◆ **YANG DIKERJAKAN**:
a) Salin bagian teks tentang ilmu mukhtalif al-hadis mulai dari "Biasanya akan terjadi" sampai dengan "terdapat cara menyelesaiankannya.".
b) Menurut teks tentang ilmu mukhtalif al-hadis, apa tujuan ilmu tersebut?
c) Tentukan apakah setiap pernyataan berikut sesuai dengan teks tentang ilmu mukhtalif al-hadis. Jawab ya atau tidak, lalu kutip kata-kata teks yang menjadi penentunya.
(i) Ilmu mukhtalif al-hadis membahas hadis yang secara lahiriah tampak bertentangan.
(ii) Kontradiksi hanya dapat terjadi antara satu hadis dan hadis lainnya.
(iii) Memahami ilmu ini membuat seseorang terhindar dari kesalahan dalam memahami hadis mukhtalif.

◆ **TEKS BACAAN**:
Pendahuluan
Dalam kajian hadis mukhtalif, para ulama telah merumuskan teori atau ilmu yang berkaitan dengannya, yaitu ilmu Mukhtalif al-Hadis. Dengan memahami ilmu ini sesorang akan terhindar dari kekeliruan dan kesalahan dalam memahami hadis-hadis mukhtalif.
Ilmu mukhtalif al-hadis adalah ilmu yang membahas hadis-hadis yang jika dilihat dari lahiriyahnya tampak bertentangan, baik bertentangan dalam arti berlawanan (bertolak belakang), atau dalam artian tidak sejalan (berbeda), yang bertujuan untuk menghilangkan pertentangan tersebut atau untuk menemukan pengkompromian antar hadis.
Biasanya akan terjadi kontradiksi antara dalil hadis dengan Al-Qur’an, hadis dengan hadis yang lain. Jika hal ini terjadi maka terdapat cara menyelesaiankannya.

◆ **DATA TERSEDIA**:

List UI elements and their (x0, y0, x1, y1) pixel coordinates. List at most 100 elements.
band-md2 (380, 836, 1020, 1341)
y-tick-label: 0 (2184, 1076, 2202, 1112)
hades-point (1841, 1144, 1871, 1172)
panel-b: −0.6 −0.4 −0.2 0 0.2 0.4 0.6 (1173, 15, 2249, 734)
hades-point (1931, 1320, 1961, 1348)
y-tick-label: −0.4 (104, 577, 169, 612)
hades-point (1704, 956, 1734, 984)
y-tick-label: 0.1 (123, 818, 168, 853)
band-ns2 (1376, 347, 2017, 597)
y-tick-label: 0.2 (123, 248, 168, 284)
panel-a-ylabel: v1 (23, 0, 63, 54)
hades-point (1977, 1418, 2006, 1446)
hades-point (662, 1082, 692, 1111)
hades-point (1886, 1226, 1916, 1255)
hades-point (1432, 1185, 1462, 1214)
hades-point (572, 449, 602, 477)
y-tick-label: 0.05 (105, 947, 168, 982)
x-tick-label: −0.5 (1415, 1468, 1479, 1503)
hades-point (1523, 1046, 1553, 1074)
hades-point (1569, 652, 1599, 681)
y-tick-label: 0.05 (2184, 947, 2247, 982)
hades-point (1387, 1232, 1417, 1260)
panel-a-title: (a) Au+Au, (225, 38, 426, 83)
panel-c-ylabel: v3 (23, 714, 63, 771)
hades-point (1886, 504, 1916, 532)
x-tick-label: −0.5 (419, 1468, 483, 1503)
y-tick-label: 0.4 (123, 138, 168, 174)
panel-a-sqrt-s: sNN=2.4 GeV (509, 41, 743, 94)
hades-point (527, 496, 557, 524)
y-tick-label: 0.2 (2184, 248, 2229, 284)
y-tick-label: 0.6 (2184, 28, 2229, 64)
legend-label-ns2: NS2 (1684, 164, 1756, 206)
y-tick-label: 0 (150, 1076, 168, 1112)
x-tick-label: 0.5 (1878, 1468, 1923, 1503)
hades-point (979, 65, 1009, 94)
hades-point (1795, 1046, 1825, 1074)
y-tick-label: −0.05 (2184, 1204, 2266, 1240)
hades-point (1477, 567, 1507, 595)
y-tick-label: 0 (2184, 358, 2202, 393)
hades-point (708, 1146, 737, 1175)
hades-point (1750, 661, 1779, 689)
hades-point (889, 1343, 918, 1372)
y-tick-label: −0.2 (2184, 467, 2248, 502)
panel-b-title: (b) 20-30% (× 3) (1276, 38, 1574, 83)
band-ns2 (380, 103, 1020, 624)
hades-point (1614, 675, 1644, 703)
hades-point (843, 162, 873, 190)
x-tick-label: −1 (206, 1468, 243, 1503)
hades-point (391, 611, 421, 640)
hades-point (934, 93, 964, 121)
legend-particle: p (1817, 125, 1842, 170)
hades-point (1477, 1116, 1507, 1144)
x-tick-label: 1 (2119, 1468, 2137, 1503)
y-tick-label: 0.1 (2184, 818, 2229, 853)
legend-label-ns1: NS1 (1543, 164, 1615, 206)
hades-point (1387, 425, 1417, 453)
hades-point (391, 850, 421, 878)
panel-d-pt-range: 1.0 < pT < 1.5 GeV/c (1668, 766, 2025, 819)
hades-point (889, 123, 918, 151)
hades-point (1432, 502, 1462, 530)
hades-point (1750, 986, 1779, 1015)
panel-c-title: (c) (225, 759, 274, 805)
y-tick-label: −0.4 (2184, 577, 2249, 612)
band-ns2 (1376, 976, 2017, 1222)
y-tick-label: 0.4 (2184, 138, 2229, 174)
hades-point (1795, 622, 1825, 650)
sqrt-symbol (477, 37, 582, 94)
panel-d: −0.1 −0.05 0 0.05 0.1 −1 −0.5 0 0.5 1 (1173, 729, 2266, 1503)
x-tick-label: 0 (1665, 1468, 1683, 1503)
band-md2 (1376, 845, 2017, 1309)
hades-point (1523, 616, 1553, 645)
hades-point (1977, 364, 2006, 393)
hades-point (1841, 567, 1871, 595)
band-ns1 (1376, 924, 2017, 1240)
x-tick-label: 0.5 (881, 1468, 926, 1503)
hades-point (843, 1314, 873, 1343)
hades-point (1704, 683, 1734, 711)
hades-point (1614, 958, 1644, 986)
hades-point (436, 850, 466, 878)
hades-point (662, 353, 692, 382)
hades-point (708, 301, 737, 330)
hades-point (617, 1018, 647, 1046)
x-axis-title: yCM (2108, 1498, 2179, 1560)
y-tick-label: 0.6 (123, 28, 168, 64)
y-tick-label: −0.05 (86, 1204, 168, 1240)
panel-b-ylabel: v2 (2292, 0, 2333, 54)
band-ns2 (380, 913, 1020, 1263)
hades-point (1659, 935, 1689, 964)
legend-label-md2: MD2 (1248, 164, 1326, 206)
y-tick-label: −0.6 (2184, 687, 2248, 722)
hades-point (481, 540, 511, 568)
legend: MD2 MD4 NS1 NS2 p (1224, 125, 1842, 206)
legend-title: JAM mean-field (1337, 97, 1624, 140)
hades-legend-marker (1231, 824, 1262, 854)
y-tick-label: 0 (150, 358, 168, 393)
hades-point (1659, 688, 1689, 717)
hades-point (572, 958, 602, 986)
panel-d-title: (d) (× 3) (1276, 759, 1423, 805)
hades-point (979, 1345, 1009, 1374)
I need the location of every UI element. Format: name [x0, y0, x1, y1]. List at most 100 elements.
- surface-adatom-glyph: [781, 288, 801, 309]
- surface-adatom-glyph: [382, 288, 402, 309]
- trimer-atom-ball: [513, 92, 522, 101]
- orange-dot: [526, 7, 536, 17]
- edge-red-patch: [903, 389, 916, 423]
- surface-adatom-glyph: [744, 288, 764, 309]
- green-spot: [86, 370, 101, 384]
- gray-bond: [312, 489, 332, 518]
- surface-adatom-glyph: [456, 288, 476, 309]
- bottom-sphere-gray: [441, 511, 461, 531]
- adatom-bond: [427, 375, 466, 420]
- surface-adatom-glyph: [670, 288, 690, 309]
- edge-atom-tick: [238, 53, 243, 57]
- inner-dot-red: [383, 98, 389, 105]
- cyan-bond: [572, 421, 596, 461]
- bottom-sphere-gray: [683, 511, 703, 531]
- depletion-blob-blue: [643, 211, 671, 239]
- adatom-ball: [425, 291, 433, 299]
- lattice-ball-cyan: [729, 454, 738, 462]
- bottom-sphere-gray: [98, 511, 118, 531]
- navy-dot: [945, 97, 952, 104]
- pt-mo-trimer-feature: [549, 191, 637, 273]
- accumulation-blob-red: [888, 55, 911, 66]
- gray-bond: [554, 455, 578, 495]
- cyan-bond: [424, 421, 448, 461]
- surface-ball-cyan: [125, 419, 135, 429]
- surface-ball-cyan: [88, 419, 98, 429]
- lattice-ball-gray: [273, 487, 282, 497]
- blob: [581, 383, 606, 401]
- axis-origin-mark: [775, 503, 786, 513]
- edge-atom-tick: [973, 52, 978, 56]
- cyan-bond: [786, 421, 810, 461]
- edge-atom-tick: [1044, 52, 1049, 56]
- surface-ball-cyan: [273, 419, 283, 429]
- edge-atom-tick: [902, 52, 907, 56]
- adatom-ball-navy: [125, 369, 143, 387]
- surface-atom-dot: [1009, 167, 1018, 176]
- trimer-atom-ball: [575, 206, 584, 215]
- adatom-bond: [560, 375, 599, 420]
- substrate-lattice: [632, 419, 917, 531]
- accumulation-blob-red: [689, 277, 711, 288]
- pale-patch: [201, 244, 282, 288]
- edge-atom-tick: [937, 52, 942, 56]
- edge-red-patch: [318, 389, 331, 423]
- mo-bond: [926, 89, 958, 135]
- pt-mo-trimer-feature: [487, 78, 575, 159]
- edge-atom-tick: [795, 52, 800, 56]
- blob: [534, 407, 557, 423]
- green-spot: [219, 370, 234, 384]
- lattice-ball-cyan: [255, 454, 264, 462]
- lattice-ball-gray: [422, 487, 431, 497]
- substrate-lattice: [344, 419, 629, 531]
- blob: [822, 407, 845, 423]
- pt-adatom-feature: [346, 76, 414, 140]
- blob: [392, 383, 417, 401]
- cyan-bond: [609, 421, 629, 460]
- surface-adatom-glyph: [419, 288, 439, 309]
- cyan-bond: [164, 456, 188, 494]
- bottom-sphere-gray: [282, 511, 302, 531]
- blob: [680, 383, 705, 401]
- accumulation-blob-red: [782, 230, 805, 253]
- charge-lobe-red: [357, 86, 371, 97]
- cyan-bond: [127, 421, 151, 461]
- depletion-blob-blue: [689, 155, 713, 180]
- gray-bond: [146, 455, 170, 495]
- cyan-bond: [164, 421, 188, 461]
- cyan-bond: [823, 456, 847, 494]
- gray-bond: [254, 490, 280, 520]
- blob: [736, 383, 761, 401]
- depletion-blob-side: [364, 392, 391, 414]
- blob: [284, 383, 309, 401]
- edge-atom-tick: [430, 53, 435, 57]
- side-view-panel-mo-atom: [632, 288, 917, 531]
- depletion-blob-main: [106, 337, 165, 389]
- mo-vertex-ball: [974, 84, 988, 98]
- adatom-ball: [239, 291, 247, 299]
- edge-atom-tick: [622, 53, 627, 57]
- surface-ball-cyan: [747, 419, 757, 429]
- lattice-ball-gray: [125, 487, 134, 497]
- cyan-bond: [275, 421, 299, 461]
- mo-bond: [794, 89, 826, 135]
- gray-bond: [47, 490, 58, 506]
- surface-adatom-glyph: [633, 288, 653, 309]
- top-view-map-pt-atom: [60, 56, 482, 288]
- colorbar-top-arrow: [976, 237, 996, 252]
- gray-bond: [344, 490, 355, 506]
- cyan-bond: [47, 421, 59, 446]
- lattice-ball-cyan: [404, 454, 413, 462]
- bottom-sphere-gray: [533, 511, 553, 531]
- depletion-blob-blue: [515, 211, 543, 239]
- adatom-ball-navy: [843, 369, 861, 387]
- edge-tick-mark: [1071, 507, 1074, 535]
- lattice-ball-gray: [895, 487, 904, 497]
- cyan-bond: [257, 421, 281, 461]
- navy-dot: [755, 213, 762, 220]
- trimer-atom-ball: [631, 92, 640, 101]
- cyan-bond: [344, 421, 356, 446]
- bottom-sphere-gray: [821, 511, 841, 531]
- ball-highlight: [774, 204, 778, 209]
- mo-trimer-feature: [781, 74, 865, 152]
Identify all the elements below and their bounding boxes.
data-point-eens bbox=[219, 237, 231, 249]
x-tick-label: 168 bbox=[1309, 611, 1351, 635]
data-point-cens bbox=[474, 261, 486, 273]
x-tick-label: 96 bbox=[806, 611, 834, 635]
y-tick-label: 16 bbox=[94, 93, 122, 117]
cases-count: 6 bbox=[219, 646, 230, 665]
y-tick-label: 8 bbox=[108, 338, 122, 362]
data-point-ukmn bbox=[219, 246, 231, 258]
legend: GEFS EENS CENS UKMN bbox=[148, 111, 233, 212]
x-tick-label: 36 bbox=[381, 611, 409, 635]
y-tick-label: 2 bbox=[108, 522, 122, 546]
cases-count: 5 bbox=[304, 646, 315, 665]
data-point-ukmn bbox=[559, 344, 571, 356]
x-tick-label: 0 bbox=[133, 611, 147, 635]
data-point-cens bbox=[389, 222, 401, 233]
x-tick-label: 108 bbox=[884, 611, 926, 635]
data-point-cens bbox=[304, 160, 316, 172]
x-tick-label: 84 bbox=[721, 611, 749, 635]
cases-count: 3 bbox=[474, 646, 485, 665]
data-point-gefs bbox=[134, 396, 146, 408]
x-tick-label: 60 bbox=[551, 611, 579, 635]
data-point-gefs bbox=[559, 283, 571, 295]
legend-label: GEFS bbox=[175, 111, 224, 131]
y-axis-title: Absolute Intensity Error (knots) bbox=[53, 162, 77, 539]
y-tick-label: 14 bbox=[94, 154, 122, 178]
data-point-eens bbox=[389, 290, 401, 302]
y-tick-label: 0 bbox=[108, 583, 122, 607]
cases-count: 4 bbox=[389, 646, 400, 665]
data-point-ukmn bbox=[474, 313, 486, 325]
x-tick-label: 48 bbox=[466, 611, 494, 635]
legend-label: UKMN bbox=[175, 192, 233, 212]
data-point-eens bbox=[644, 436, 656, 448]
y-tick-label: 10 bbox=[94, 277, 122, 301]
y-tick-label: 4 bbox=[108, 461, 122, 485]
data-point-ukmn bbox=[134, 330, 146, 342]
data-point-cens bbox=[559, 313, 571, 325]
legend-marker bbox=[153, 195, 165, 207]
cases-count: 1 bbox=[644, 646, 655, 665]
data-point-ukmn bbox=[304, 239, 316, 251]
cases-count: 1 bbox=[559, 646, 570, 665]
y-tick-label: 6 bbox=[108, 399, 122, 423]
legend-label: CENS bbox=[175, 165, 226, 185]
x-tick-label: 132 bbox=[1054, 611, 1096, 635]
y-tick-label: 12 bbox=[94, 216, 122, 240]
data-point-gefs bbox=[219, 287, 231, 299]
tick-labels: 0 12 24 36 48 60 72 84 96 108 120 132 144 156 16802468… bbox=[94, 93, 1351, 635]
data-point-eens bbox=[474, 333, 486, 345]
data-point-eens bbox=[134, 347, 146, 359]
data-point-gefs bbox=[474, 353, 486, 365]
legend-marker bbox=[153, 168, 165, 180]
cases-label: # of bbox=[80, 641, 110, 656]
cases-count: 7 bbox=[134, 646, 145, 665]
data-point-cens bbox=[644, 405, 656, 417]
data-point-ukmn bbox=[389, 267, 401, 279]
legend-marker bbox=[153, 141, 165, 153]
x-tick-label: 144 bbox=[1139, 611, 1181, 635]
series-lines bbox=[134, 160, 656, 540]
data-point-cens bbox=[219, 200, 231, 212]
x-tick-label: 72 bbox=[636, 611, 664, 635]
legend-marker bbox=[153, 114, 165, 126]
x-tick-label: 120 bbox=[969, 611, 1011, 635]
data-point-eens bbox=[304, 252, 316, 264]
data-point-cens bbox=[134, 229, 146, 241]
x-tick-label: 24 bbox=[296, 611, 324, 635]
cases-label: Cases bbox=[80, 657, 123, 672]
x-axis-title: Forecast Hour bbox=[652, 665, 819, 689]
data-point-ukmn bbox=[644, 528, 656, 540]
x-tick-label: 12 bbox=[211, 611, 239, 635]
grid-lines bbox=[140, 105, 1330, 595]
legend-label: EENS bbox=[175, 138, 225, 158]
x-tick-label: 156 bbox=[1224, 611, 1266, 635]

◆ **JAWABAN**:
a)
Biasanya akan terjadi kontradiksi antara dalil hadis dengan Al-Qur’an, hadis dengan hadis yang lain. Jika hal ini terjadi maka terdapat cara menyelesaiankannya.

b) Ilmu ini bertujuan menghilangkan pertentangan antarhadis atau menemukan pengkompromian antarhadis.

c)
(i) Ya: "hadis-hadis yang jika dilihat dari lahiriyahnya tampak bertentangan"
(ii) Tidak: "kontradiksi antara dalil hadis dengan Al-Qur’an, hadis dengan hadis yang lain"
(iii) Ya: "terhindar dari kekeliruan dan kesalahan dalam memahami hadis-hadis mukhtalif"